(Records that describe figures)
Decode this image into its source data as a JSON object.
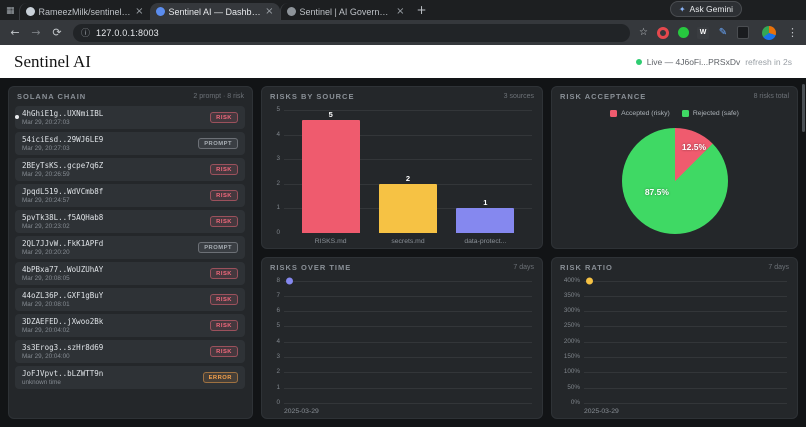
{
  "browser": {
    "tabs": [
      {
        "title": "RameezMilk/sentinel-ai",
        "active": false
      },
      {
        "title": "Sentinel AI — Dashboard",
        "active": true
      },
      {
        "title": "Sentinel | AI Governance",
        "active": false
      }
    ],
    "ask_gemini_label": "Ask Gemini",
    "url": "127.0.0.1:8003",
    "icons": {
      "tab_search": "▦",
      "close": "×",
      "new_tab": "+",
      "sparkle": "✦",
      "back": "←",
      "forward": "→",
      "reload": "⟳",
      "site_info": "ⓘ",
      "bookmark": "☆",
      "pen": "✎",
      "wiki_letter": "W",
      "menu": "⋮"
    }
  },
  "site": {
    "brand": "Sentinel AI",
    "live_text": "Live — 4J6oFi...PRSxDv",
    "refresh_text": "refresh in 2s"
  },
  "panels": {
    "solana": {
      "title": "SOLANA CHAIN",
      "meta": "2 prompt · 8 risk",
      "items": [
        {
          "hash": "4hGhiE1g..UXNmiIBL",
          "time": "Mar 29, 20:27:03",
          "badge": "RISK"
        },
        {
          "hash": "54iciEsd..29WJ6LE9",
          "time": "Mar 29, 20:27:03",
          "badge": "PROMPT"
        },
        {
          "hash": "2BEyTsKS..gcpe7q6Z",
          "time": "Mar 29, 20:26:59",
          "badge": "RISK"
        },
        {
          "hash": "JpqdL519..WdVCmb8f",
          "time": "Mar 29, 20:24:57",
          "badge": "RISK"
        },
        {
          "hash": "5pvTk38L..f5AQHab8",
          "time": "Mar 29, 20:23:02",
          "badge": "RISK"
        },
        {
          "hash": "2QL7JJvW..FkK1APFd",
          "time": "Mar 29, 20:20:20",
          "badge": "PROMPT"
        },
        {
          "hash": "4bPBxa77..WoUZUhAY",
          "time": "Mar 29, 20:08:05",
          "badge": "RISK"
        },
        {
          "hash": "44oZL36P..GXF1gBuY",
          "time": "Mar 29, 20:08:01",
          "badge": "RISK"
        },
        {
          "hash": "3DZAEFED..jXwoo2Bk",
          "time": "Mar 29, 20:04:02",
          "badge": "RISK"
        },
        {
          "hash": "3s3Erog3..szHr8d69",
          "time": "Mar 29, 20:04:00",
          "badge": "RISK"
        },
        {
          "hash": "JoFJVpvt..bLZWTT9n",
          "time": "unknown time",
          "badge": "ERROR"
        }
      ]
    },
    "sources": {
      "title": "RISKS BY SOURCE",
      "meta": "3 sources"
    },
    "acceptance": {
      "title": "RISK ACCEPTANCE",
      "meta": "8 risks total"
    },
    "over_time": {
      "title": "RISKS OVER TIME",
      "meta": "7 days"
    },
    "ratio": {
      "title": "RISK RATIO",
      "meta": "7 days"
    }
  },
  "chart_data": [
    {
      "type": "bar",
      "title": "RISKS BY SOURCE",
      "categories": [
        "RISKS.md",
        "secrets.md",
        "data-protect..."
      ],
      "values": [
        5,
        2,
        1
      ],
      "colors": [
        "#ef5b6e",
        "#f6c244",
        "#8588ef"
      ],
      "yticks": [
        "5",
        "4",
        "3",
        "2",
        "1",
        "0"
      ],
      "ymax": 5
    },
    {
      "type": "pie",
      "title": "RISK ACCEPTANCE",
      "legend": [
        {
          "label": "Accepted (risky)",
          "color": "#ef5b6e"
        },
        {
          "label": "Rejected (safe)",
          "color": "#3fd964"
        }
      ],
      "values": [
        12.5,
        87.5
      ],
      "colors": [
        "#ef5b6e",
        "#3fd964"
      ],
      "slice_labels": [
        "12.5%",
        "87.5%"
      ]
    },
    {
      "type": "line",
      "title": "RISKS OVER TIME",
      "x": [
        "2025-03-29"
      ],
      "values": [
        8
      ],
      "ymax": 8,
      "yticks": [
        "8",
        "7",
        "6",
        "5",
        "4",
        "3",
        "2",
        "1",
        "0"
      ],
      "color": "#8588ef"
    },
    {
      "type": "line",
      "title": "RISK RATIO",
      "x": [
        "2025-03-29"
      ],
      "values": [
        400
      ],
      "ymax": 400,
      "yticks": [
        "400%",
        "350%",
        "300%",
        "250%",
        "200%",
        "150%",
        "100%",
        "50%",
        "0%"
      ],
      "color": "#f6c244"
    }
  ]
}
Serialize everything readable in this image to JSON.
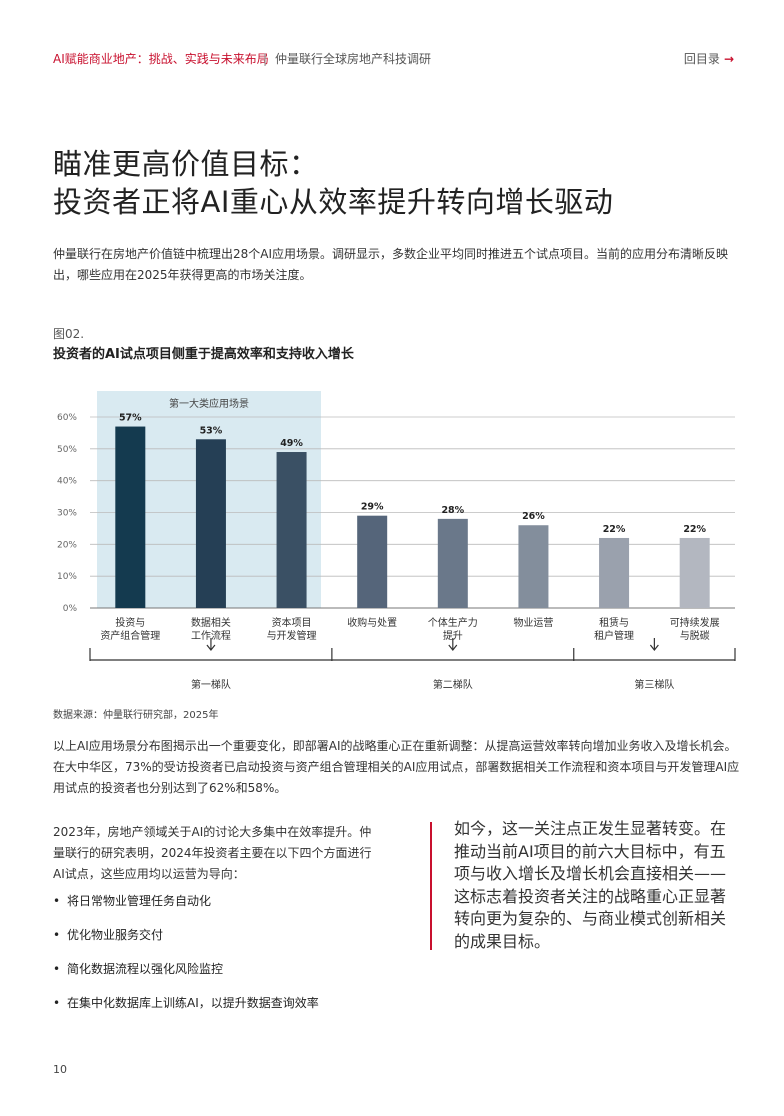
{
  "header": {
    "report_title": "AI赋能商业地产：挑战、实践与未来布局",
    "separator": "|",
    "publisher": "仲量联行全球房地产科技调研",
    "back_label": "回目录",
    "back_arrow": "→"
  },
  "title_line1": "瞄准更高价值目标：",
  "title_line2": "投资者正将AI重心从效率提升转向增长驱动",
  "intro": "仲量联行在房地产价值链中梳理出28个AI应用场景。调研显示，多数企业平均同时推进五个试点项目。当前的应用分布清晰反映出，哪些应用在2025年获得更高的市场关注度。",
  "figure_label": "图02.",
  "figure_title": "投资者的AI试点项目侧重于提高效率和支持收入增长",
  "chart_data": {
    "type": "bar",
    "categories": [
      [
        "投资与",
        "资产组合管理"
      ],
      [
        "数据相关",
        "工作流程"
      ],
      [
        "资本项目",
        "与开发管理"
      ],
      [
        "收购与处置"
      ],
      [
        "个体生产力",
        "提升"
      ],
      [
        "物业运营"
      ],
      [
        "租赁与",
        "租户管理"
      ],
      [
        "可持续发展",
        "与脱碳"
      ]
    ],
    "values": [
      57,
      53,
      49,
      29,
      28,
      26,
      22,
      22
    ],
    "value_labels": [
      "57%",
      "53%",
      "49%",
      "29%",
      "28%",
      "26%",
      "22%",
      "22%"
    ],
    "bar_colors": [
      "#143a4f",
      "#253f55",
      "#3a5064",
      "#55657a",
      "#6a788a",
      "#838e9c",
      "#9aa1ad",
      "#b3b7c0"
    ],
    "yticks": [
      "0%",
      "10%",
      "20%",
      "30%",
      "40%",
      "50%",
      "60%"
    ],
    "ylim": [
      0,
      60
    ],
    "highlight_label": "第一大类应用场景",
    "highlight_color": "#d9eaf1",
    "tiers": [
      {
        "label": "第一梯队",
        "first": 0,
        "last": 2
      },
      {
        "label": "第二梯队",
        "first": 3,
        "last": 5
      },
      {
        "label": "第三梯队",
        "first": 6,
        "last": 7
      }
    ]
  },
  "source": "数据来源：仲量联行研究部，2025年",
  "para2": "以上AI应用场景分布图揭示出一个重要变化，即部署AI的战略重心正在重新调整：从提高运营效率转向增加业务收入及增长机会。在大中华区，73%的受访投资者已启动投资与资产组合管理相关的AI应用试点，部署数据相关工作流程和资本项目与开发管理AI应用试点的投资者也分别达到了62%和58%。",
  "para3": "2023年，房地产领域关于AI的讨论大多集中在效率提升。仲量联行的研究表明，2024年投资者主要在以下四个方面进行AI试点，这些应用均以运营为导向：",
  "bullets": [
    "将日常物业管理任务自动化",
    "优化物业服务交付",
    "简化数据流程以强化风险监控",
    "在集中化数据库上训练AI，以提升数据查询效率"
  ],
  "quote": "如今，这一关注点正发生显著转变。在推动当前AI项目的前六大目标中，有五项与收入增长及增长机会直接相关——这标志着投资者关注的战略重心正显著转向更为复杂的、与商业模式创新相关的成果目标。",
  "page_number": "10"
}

- **Request**
Write out each line of the data exactly; the images should be left out.

- **Response to the exercise**
Decode this image into its source data as a JSON object.
{
  "browser": {
    "tabs": [
      {
        "title": "RameezMilk/sentinel-ai",
        "active": false
      },
      {
        "title": "Sentinel AI — Dashboard",
        "active": true
      },
      {
        "title": "Sentinel | AI Governance",
        "active": false
      }
    ],
    "ask_gemini_label": "Ask Gemini",
    "url": "127.0.0.1:8003",
    "icons": {
      "tab_search": "▦",
      "close": "×",
      "new_tab": "+",
      "sparkle": "✦",
      "back": "←",
      "forward": "→",
      "reload": "⟳",
      "site_info": "ⓘ",
      "bookmark": "☆",
      "pen": "✎",
      "wiki_letter": "W",
      "menu": "⋮"
    }
  },
  "site": {
    "brand": "Sentinel AI",
    "live_text": "Live — 4J6oFi...PRSxDv",
    "refresh_text": "refresh in 2s"
  },
  "panels": {
    "solana": {
      "title": "SOLANA CHAIN",
      "meta": "2 prompt · 8 risk",
      "items": [
        {
          "hash": "4hGhiE1g..UXNmiIBL",
          "time": "Mar 29, 20:27:03",
          "badge": "RISK"
        },
        {
          "hash": "54iciEsd..29WJ6LE9",
          "time": "Mar 29, 20:27:03",
          "badge": "PROMPT"
        },
        {
          "hash": "2BEyTsKS..gcpe7q6Z",
          "time": "Mar 29, 20:26:59",
          "badge": "RISK"
        },
        {
          "hash": "JpqdL519..WdVCmb8f",
          "time": "Mar 29, 20:24:57",
          "badge": "RISK"
        },
        {
          "hash": "5pvTk38L..f5AQHab8",
          "time": "Mar 29, 20:23:02",
          "badge": "RISK"
        },
        {
          "hash": "2QL7JJvW..FkK1APFd",
          "time": "Mar 29, 20:20:20",
          "badge": "PROMPT"
        },
        {
          "hash": "4bPBxa77..WoUZUhAY",
          "time": "Mar 29, 20:08:05",
          "badge": "RISK"
        },
        {
          "hash": "44oZL36P..GXF1gBuY",
          "time": "Mar 29, 20:08:01",
          "badge": "RISK"
        },
        {
          "hash": "3DZAEFED..jXwoo2Bk",
          "time": "Mar 29, 20:04:02",
          "badge": "RISK"
        },
        {
          "hash": "3s3Erog3..szHr8d69",
          "time": "Mar 29, 20:04:00",
          "badge": "RISK"
        },
        {
          "hash": "JoFJVpvt..bLZWTT9n",
          "time": "unknown time",
          "badge": "ERROR"
        }
      ]
    },
    "sources": {
      "title": "RISKS BY SOURCE",
      "meta": "3 sources"
    },
    "acceptance": {
      "title": "RISK ACCEPTANCE",
      "meta": "8 risks total"
    },
    "over_time": {
      "title": "RISKS OVER TIME",
      "meta": "7 days"
    },
    "ratio": {
      "title": "RISK RATIO",
      "meta": "7 days"
    }
  },
  "chart_data": [
    {
      "type": "bar",
      "title": "RISKS BY SOURCE",
      "categories": [
        "RISKS.md",
        "secrets.md",
        "data-protect..."
      ],
      "values": [
        5,
        2,
        1
      ],
      "colors": [
        "#ef5b6e",
        "#f6c244",
        "#8588ef"
      ],
      "yticks": [
        "5",
        "4",
        "3",
        "2",
        "1",
        "0"
      ],
      "ymax": 5
    },
    {
      "type": "pie",
      "title": "RISK ACCEPTANCE",
      "legend": [
        {
          "label": "Accepted (risky)",
          "color": "#ef5b6e"
        },
        {
          "label": "Rejected (safe)",
          "color": "#3fd964"
        }
      ],
      "values": [
        12.5,
        87.5
      ],
      "colors": [
        "#ef5b6e",
        "#3fd964"
      ],
      "slice_labels": [
        "12.5%",
        "87.5%"
      ]
    },
    {
      "type": "line",
      "title": "RISKS OVER TIME",
      "x": [
        "2025-03-29"
      ],
      "values": [
        8
      ],
      "ymax": 8,
      "yticks": [
        "8",
        "7",
        "6",
        "5",
        "4",
        "3",
        "2",
        "1",
        "0"
      ],
      "color": "#8588ef"
    },
    {
      "type": "line",
      "title": "RISK RATIO",
      "x": [
        "2025-03-29"
      ],
      "values": [
        400
      ],
      "ymax": 400,
      "yticks": [
        "400%",
        "350%",
        "300%",
        "250%",
        "200%",
        "150%",
        "100%",
        "50%",
        "0%"
      ],
      "color": "#f6c244"
    }
  ]
}
Serialize everything readable in this image to JSON.
{
  "header": {
    "report_title": "AI赋能商业地产：挑战、实践与未来布局",
    "separator": "|",
    "publisher": "仲量联行全球房地产科技调研",
    "back_label": "回目录",
    "back_arrow": "→"
  },
  "title_line1": "瞄准更高价值目标：",
  "title_line2": "投资者正将AI重心从效率提升转向增长驱动",
  "intro": "仲量联行在房地产价值链中梳理出28个AI应用场景。调研显示，多数企业平均同时推进五个试点项目。当前的应用分布清晰反映出，哪些应用在2025年获得更高的市场关注度。",
  "figure_label": "图02.",
  "figure_title": "投资者的AI试点项目侧重于提高效率和支持收入增长",
  "chart_data": {
    "type": "bar",
    "categories": [
      [
        "投资与",
        "资产组合管理"
      ],
      [
        "数据相关",
        "工作流程"
      ],
      [
        "资本项目",
        "与开发管理"
      ],
      [
        "收购与处置"
      ],
      [
        "个体生产力",
        "提升"
      ],
      [
        "物业运营"
      ],
      [
        "租赁与",
        "租户管理"
      ],
      [
        "可持续发展",
        "与脱碳"
      ]
    ],
    "values": [
      57,
      53,
      49,
      29,
      28,
      26,
      22,
      22
    ],
    "value_labels": [
      "57%",
      "53%",
      "49%",
      "29%",
      "28%",
      "26%",
      "22%",
      "22%"
    ],
    "bar_colors": [
      "#143a4f",
      "#253f55",
      "#3a5064",
      "#55657a",
      "#6a788a",
      "#838e9c",
      "#9aa1ad",
      "#b3b7c0"
    ],
    "yticks": [
      "0%",
      "10%",
      "20%",
      "30%",
      "40%",
      "50%",
      "60%"
    ],
    "ylim": [
      0,
      60
    ],
    "highlight_label": "第一大类应用场景",
    "highlight_color": "#d9eaf1",
    "tiers": [
      {
        "label": "第一梯队",
        "first": 0,
        "last": 2
      },
      {
        "label": "第二梯队",
        "first": 3,
        "last": 5
      },
      {
        "label": "第三梯队",
        "first": 6,
        "last": 7
      }
    ]
  },
  "source": "数据来源：仲量联行研究部，2025年",
  "para2": "以上AI应用场景分布图揭示出一个重要变化，即部署AI的战略重心正在重新调整：从提高运营效率转向增加业务收入及增长机会。在大中华区，73%的受访投资者已启动投资与资产组合管理相关的AI应用试点，部署数据相关工作流程和资本项目与开发管理AI应用试点的投资者也分别达到了62%和58%。",
  "para3": "2023年，房地产领域关于AI的讨论大多集中在效率提升。仲量联行的研究表明，2024年投资者主要在以下四个方面进行AI试点，这些应用均以运营为导向：",
  "bullets": [
    "将日常物业管理任务自动化",
    "优化物业服务交付",
    "简化数据流程以强化风险监控",
    "在集中化数据库上训练AI，以提升数据查询效率"
  ],
  "quote": "如今，这一关注点正发生显著转变。在推动当前AI项目的前六大目标中，有五项与收入增长及增长机会直接相关——这标志着投资者关注的战略重心正显著转向更为复杂的、与商业模式创新相关的成果目标。",
  "page_number": "10"
}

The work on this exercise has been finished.